▶ **To be done**
Copy every line in the records below that contains the word "Disabled".

>> Start

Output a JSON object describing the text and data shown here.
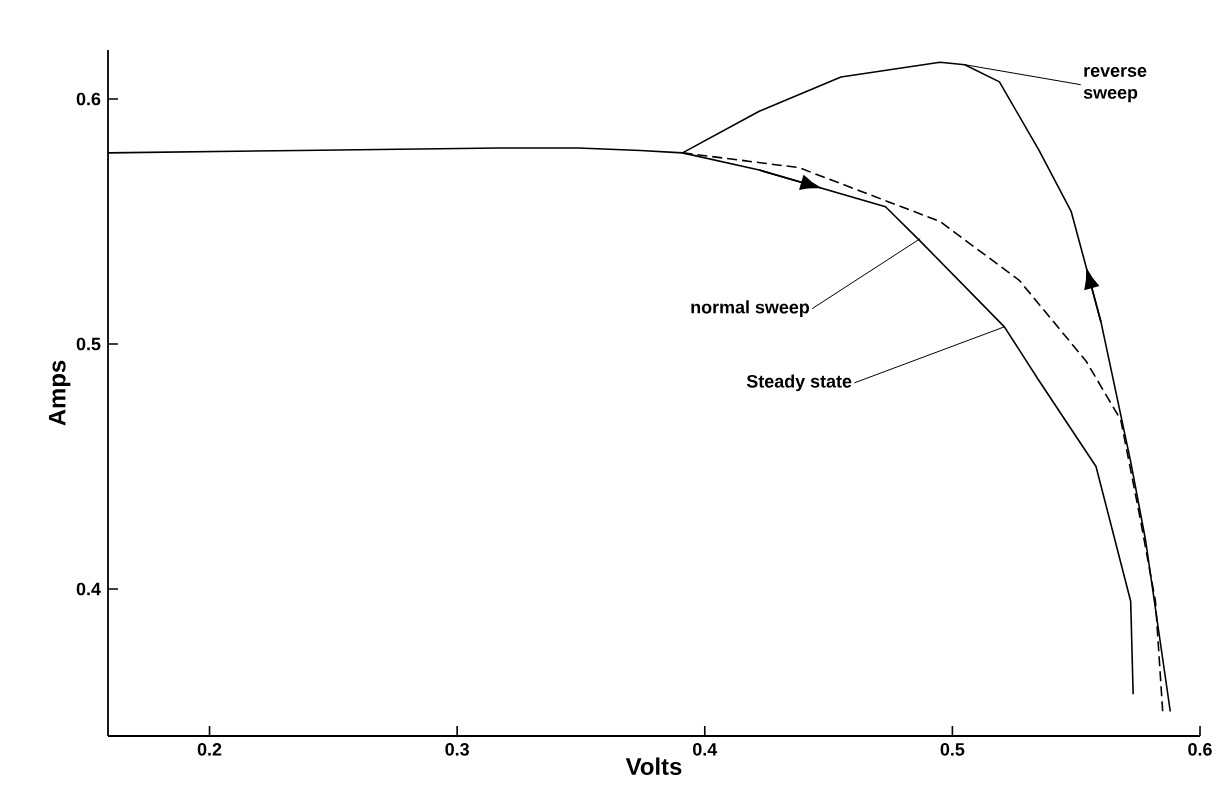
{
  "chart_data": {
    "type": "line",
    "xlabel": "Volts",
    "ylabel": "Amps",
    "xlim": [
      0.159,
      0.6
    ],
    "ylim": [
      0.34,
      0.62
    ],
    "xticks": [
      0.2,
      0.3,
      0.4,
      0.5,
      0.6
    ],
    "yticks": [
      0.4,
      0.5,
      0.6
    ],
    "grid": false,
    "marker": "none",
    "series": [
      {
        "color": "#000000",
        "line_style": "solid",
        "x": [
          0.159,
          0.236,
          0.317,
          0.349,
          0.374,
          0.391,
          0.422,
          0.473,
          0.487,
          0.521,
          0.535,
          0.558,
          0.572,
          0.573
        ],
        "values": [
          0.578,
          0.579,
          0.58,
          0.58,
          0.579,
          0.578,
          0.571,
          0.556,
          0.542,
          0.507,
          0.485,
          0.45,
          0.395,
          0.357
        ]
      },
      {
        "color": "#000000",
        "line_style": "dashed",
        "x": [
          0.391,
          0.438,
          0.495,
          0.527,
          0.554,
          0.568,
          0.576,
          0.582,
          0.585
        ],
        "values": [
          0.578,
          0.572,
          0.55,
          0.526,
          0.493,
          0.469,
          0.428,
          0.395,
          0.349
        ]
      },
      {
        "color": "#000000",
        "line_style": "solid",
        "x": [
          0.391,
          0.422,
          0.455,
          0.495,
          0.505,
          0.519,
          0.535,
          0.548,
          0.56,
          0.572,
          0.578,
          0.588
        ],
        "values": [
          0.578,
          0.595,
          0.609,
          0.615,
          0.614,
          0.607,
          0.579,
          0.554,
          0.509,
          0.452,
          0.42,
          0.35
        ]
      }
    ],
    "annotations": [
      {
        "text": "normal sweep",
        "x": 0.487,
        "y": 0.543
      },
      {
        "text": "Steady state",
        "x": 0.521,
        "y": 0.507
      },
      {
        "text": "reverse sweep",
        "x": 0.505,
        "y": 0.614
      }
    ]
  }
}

>> End
>> Start

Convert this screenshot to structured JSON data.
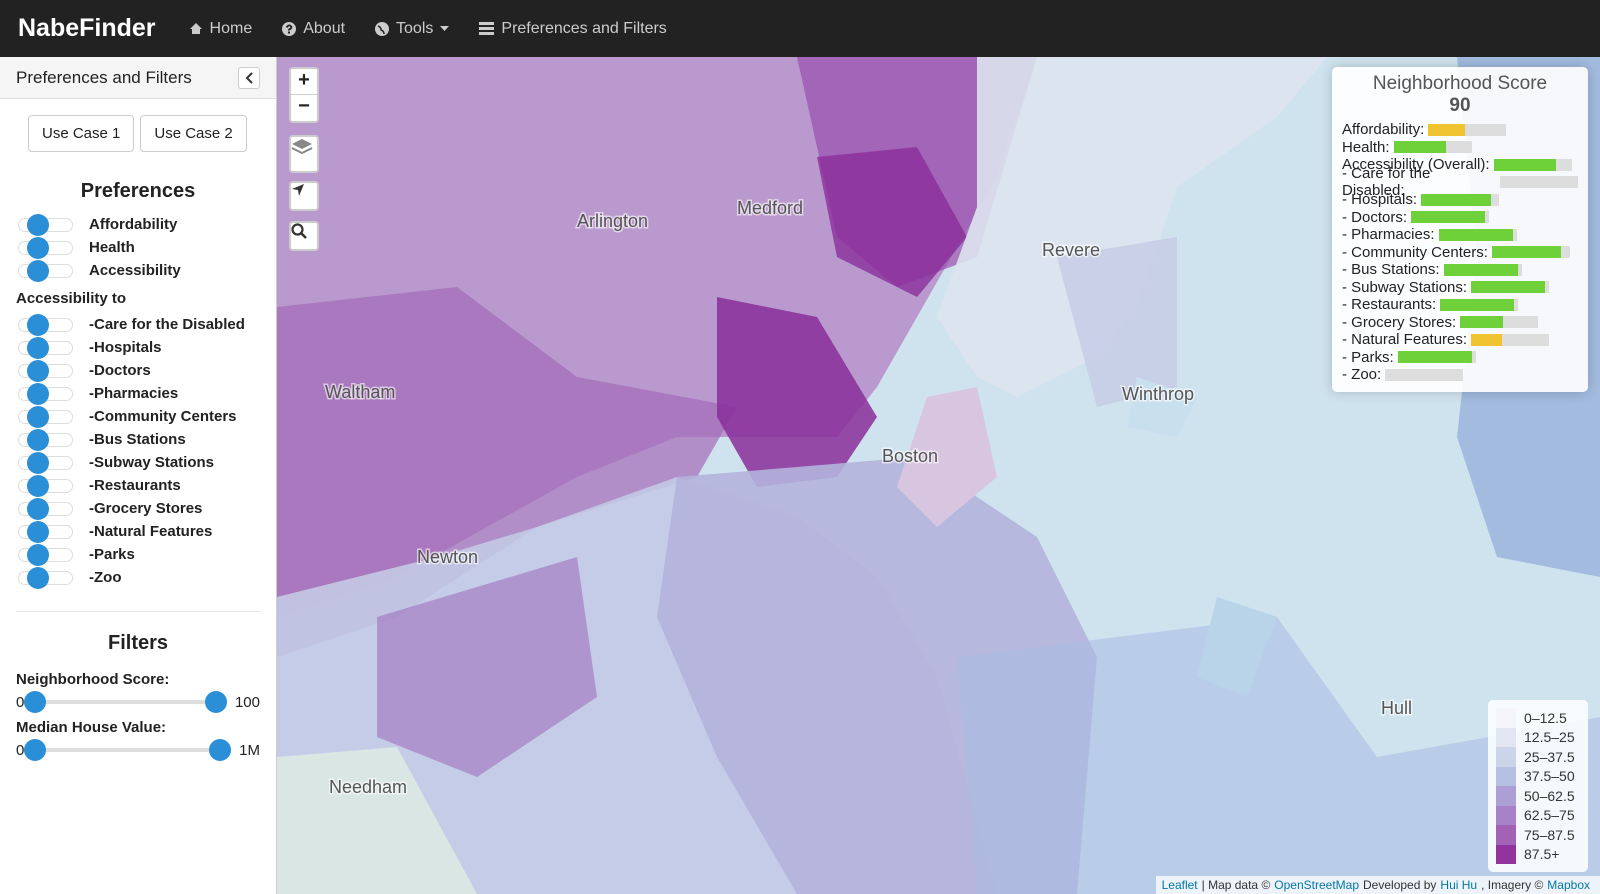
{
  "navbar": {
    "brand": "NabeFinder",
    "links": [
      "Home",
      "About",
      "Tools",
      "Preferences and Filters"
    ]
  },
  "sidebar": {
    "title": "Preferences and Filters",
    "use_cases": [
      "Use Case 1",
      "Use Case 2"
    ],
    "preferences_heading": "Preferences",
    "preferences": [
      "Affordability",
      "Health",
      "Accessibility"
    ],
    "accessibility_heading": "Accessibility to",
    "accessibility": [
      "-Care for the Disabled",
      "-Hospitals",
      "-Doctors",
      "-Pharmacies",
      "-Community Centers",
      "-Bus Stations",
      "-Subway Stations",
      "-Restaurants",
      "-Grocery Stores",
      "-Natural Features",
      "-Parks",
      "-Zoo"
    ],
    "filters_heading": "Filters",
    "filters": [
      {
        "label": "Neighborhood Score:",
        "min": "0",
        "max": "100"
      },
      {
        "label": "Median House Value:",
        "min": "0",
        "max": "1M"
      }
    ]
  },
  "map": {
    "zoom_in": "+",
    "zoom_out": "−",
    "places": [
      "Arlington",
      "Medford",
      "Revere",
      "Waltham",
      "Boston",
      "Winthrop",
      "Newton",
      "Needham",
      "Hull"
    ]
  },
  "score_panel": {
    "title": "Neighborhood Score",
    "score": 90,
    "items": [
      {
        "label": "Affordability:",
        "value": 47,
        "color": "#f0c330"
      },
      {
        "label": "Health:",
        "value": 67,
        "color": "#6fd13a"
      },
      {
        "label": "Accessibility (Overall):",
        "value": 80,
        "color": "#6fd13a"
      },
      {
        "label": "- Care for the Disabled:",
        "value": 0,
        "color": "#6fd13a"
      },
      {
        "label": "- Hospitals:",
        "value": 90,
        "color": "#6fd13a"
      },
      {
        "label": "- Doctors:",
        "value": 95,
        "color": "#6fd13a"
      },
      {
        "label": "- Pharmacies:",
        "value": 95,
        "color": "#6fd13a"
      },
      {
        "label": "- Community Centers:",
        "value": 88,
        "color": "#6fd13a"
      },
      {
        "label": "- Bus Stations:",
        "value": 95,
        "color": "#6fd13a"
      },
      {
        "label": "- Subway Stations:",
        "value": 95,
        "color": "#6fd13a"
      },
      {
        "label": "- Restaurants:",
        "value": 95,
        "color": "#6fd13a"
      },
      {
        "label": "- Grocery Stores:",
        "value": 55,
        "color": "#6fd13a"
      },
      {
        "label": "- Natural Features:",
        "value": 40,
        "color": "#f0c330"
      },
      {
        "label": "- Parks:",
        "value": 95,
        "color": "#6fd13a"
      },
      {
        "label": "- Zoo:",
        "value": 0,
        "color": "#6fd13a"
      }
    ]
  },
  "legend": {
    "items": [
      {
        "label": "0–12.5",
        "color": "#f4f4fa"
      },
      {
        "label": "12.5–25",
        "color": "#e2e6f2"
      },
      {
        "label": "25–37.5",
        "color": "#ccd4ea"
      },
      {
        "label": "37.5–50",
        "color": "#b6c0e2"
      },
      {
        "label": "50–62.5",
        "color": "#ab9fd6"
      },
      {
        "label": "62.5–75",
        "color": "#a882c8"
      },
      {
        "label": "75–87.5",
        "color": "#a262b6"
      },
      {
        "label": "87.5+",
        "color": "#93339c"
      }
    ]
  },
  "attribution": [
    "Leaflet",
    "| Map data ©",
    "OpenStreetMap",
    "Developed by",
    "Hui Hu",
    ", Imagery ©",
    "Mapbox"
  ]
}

>> End

▶ **Finished task**
      "-Care for the Disabled",
        "label": "- Care for the Disabled:",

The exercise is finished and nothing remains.